━━━ Data

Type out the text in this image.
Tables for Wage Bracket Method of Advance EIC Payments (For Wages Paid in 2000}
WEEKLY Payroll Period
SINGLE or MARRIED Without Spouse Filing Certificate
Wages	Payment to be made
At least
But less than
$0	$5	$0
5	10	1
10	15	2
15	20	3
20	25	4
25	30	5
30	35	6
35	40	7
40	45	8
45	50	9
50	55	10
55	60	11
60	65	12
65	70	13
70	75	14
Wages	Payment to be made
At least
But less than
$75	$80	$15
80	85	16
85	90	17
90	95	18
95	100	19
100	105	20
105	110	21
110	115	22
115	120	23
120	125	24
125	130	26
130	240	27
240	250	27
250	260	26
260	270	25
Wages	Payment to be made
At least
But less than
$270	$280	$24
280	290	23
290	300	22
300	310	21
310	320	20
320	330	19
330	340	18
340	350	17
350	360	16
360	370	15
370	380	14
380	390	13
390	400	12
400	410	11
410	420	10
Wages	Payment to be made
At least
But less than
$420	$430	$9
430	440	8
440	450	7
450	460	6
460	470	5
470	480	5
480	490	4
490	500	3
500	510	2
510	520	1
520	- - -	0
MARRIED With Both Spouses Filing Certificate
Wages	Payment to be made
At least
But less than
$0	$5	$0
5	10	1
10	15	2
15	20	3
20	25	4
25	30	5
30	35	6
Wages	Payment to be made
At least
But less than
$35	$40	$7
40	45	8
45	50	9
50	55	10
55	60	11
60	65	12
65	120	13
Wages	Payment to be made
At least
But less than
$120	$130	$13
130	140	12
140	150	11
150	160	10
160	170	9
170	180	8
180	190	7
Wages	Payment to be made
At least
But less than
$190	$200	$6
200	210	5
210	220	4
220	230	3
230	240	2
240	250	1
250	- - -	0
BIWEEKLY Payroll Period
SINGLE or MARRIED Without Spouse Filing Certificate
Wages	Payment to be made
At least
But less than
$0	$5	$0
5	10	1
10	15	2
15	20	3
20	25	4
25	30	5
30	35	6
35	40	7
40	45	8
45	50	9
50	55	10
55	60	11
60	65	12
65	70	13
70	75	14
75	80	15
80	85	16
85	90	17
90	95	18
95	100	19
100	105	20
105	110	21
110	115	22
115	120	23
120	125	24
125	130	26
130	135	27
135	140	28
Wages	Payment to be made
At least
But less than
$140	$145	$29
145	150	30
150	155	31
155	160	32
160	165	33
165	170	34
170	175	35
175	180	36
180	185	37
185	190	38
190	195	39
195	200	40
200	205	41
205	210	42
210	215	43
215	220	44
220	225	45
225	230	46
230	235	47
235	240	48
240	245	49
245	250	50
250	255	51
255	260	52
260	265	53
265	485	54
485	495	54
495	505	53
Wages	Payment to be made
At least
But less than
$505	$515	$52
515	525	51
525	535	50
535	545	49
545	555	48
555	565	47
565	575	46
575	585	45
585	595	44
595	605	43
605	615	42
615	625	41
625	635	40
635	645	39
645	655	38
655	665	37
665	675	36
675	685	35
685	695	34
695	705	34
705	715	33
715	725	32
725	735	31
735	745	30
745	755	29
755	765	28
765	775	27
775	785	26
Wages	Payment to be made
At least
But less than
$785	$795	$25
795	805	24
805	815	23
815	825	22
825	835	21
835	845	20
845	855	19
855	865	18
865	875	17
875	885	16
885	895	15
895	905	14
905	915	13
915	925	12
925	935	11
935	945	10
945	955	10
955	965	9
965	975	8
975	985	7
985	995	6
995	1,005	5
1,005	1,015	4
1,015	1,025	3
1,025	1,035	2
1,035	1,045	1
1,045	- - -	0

━━━━━━

Stated task: Check the data for the word "Payroll" and pull out the lines that have it.

Response:
WEEKLY Payroll Period
BIWEEKLY Payroll Period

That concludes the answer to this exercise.